• Short exercise
Copy every line with the string "contribuţiilor" in it.

• Given records
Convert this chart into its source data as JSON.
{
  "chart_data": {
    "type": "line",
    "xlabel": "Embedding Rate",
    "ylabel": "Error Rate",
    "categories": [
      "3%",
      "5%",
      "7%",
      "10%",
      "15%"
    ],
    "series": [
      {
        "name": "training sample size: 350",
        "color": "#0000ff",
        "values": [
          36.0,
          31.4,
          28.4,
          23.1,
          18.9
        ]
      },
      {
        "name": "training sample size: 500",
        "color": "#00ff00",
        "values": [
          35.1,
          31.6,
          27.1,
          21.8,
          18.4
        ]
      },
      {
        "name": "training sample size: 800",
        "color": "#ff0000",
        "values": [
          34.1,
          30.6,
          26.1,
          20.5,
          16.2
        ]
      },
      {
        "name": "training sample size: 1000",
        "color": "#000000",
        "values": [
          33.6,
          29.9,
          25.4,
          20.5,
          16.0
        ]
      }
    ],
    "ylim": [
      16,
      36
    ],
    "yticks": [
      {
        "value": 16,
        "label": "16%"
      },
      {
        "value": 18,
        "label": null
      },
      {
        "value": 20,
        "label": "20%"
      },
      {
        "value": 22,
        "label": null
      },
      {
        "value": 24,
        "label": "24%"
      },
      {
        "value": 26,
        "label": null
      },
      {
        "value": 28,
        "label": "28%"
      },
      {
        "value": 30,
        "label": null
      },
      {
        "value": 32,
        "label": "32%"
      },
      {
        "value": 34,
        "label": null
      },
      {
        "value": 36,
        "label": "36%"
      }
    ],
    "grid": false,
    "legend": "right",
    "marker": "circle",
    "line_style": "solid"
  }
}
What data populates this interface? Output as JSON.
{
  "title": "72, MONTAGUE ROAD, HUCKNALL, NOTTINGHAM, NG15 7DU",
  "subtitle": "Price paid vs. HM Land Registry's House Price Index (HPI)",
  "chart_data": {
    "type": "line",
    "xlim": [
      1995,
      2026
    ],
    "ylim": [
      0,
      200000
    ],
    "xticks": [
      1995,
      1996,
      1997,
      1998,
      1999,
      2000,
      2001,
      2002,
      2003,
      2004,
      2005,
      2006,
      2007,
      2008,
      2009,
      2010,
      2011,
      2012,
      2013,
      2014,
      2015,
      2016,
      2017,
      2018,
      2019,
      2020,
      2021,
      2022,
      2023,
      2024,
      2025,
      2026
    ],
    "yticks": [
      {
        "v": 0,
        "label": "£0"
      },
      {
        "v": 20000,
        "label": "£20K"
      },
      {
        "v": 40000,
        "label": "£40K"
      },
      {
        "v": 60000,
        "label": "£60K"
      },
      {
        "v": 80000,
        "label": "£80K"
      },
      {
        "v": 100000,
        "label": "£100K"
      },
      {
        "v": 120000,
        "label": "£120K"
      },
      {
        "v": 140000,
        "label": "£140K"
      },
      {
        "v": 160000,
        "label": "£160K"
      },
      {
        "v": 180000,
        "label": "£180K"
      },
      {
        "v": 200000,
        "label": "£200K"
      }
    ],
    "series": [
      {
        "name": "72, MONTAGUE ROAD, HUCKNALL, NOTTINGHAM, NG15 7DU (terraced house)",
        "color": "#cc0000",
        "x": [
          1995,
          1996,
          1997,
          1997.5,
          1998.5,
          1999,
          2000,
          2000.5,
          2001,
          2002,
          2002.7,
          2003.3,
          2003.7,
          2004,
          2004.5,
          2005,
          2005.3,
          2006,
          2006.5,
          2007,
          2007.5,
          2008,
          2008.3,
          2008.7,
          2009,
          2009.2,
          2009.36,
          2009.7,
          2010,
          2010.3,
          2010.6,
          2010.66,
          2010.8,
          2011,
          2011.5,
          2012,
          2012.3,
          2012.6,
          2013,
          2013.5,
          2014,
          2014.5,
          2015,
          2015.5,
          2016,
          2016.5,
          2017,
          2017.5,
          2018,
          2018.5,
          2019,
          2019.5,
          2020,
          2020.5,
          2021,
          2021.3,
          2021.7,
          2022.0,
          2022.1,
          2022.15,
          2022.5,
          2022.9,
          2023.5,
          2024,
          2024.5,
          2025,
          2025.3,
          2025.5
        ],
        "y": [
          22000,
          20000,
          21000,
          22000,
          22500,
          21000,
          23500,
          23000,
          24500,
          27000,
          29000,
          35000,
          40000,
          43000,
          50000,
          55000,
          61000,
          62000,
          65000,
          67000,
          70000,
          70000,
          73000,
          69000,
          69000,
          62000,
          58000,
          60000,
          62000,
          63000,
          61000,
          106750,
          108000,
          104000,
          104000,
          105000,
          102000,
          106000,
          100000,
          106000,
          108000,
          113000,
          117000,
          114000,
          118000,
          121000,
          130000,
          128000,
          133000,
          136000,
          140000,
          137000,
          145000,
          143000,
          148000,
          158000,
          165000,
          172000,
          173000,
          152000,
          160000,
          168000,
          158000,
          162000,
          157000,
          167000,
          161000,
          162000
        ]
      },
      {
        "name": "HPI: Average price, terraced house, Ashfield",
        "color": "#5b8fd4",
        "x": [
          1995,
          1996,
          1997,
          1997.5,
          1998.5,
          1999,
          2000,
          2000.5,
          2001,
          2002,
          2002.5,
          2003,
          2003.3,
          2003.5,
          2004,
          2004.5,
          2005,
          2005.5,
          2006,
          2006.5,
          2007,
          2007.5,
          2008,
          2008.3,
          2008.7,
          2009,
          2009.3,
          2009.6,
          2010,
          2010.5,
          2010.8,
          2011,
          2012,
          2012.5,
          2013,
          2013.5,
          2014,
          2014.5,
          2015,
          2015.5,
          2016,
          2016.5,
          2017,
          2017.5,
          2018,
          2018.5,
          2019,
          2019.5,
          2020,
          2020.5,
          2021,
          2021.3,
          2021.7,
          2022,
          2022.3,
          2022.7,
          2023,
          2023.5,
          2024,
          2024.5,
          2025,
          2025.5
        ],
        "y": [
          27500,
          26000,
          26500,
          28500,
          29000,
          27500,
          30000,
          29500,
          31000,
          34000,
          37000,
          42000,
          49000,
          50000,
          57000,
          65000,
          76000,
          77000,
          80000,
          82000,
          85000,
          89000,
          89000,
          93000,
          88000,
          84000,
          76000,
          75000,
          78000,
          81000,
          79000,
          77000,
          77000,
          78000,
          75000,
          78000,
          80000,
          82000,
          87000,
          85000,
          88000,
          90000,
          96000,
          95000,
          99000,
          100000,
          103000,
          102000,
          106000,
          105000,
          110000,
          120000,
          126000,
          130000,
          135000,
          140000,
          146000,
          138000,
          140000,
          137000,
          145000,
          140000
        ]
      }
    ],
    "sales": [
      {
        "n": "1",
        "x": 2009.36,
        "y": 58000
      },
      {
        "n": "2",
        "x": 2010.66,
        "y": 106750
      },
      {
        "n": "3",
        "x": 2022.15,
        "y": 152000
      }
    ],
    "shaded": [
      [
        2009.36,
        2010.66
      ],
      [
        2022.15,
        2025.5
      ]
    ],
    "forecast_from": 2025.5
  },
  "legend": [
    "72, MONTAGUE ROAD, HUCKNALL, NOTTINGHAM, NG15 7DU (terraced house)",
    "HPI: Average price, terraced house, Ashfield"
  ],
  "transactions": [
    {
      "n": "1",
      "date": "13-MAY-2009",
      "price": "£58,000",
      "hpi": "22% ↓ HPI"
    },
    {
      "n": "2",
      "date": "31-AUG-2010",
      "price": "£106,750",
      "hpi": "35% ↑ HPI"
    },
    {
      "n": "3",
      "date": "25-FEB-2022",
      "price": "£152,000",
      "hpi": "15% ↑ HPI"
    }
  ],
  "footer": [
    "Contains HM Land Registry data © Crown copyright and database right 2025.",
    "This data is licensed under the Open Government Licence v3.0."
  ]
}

==

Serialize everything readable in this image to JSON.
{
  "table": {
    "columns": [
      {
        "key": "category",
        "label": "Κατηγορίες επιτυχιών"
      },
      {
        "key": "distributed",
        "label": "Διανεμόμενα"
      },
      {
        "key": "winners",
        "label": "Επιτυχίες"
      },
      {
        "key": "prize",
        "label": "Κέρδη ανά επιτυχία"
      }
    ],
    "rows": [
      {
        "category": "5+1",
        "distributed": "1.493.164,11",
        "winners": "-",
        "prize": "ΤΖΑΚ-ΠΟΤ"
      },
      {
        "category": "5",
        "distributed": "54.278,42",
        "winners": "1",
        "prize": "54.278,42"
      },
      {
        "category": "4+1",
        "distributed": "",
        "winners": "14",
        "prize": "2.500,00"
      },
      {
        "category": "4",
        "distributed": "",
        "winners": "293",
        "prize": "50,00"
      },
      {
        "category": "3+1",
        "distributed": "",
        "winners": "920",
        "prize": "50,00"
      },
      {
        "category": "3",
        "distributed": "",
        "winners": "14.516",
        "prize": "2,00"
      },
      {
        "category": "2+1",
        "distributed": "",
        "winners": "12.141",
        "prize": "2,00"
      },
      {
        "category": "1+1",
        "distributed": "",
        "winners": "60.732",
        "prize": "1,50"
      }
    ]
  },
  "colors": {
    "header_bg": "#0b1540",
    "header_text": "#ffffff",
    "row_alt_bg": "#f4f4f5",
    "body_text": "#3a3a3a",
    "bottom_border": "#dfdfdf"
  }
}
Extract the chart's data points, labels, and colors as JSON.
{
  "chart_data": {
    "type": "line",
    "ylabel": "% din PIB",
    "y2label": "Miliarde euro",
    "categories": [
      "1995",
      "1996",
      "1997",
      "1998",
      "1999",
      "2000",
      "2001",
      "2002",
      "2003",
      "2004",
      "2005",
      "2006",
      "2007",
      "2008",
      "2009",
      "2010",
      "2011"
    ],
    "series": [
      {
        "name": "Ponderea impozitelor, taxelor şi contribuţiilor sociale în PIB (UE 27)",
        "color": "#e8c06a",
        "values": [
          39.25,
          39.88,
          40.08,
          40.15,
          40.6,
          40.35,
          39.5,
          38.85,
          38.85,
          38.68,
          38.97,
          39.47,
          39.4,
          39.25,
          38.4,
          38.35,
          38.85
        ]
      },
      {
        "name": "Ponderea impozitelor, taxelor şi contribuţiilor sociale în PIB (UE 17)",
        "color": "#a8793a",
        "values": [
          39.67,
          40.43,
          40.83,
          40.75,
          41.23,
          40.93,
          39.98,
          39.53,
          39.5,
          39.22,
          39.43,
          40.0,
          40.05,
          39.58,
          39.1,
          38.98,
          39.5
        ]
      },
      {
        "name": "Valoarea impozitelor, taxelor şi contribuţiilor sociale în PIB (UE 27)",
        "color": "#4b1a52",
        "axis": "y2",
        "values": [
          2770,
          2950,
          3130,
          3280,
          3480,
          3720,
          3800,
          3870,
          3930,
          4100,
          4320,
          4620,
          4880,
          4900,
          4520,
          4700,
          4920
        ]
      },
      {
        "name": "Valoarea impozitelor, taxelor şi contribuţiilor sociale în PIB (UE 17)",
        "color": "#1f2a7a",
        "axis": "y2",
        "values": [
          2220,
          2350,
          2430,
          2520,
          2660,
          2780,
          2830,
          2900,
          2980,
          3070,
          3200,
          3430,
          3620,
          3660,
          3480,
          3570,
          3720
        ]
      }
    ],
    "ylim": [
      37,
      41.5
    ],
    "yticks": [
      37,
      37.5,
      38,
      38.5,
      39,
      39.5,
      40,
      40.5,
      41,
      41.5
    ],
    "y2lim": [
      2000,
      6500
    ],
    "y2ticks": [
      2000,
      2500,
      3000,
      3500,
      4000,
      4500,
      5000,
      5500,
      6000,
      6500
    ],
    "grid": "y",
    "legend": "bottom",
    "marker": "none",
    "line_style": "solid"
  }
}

• Solution for this exercise
        "name": "Ponderea impozitelor, taxelor şi contribuţiilor sociale în PIB (UE 27)",
        "name": "Ponderea impozitelor, taxelor şi contribuţiilor sociale în PIB (UE 17)",
        "name": "Valoarea impozitelor, taxelor şi contribuţiilor sociale în PIB (UE 27)",
        "name": "Valoarea impozitelor, taxelor şi contribuţiilor sociale în PIB (UE 17)",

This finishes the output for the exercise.